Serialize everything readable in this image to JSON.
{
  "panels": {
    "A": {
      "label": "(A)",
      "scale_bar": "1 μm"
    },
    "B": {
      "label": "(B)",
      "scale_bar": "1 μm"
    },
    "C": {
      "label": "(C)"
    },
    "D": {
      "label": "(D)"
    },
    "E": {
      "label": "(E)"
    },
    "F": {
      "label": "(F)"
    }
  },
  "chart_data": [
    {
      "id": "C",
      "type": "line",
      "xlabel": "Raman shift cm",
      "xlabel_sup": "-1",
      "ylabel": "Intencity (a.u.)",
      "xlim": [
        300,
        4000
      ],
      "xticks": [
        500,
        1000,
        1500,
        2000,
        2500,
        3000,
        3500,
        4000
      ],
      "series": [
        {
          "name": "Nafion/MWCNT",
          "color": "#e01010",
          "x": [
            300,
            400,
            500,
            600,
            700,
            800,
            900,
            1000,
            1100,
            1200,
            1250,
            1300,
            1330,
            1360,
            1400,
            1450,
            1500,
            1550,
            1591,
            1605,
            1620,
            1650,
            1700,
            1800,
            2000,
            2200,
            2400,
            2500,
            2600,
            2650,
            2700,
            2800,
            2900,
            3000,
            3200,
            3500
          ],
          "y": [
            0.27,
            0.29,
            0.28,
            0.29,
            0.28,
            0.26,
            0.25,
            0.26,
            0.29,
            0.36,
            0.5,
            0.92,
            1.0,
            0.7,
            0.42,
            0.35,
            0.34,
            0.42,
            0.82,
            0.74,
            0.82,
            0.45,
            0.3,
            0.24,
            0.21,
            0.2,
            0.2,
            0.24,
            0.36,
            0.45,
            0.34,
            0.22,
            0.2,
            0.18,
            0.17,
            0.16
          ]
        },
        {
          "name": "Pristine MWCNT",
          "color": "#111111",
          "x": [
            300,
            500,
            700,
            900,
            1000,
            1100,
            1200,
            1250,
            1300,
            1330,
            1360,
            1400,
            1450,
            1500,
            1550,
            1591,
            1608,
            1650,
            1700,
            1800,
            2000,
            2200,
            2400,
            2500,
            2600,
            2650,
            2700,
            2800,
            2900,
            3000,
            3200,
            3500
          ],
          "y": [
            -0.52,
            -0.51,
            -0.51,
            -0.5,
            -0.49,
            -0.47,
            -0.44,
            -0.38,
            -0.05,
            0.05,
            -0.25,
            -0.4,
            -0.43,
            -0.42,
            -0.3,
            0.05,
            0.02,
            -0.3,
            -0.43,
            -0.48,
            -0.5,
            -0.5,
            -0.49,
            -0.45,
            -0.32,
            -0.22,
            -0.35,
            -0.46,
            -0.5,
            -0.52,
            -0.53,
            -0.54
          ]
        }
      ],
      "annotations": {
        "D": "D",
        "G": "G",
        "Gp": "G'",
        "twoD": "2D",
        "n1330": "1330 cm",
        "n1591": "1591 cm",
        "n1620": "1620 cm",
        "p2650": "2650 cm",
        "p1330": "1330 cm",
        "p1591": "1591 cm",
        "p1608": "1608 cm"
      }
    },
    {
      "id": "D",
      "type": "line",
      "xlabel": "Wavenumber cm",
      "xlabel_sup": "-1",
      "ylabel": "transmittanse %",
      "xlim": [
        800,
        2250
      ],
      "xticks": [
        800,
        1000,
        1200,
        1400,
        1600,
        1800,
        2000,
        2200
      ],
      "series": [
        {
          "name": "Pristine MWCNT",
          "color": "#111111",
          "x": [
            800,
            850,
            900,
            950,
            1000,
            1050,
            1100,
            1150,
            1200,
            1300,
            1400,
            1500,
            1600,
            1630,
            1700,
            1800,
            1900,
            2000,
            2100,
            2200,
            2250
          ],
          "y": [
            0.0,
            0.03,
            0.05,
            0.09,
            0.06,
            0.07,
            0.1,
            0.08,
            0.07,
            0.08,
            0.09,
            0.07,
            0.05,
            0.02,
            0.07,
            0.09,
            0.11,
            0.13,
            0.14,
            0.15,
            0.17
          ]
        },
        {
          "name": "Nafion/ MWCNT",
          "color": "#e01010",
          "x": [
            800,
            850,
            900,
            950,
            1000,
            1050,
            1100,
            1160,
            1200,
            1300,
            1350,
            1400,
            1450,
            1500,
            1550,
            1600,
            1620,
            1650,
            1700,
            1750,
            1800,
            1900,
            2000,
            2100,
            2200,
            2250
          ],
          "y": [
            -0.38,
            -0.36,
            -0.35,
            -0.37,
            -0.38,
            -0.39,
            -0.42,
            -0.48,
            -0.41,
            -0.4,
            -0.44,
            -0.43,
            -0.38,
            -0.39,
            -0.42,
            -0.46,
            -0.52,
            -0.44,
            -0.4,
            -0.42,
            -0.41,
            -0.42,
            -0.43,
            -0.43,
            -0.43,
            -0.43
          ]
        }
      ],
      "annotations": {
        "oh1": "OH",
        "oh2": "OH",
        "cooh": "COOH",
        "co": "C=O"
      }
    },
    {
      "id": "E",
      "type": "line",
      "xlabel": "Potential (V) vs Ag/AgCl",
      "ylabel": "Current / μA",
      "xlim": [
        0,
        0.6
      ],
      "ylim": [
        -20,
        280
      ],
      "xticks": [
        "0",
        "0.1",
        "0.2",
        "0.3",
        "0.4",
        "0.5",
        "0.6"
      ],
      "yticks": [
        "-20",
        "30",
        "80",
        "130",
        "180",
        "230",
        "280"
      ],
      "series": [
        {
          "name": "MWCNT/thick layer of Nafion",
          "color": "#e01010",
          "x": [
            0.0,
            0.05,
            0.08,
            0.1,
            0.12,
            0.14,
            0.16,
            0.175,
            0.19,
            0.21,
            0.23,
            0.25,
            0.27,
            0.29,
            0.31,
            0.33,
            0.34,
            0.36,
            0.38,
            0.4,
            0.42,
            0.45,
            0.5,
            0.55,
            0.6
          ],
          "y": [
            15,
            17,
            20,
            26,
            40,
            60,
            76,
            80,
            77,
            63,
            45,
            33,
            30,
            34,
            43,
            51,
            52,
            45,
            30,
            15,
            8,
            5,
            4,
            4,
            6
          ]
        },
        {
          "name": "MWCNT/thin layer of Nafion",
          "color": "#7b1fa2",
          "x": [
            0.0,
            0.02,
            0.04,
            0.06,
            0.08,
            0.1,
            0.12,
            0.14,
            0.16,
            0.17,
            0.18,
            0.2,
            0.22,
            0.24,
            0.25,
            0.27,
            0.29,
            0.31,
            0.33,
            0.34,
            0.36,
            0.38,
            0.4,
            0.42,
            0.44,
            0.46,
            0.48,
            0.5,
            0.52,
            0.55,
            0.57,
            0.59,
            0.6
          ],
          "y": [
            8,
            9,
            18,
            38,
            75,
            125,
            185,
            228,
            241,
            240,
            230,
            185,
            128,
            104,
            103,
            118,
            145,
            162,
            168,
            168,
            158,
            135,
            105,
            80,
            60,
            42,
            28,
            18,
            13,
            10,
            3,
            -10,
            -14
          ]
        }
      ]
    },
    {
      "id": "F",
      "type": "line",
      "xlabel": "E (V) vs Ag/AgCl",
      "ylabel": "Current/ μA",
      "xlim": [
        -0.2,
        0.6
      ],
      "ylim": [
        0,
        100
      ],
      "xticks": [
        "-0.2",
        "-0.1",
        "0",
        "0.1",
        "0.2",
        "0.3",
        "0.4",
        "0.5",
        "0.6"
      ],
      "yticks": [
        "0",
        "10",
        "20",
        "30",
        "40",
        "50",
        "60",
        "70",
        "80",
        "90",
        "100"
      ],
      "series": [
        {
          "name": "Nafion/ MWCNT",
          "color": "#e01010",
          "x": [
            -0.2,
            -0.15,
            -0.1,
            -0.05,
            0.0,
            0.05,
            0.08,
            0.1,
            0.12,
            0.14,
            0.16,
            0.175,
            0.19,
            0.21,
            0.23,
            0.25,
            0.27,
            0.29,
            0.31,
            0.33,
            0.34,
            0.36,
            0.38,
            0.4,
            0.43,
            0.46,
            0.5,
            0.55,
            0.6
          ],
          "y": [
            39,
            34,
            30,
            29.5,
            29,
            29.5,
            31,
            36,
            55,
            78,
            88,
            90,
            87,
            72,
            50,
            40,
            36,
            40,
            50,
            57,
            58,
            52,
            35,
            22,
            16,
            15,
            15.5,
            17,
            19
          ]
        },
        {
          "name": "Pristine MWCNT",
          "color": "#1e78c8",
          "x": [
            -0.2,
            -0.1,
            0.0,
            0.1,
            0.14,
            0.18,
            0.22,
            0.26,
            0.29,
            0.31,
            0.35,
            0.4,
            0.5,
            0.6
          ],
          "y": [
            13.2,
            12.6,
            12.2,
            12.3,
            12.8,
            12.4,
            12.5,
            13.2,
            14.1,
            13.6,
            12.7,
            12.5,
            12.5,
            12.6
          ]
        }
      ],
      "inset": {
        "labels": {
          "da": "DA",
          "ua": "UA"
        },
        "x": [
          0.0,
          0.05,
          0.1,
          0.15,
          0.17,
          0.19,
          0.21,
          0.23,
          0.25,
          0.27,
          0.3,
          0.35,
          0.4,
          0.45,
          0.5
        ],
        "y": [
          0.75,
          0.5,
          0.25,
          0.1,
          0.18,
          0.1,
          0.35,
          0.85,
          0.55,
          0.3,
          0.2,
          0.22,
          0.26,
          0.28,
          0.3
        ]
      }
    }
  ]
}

______________________________

In the records above, tally the lines where the word "AgCl" appears, and give the number and nothing else.

§ TASK ANSWER
2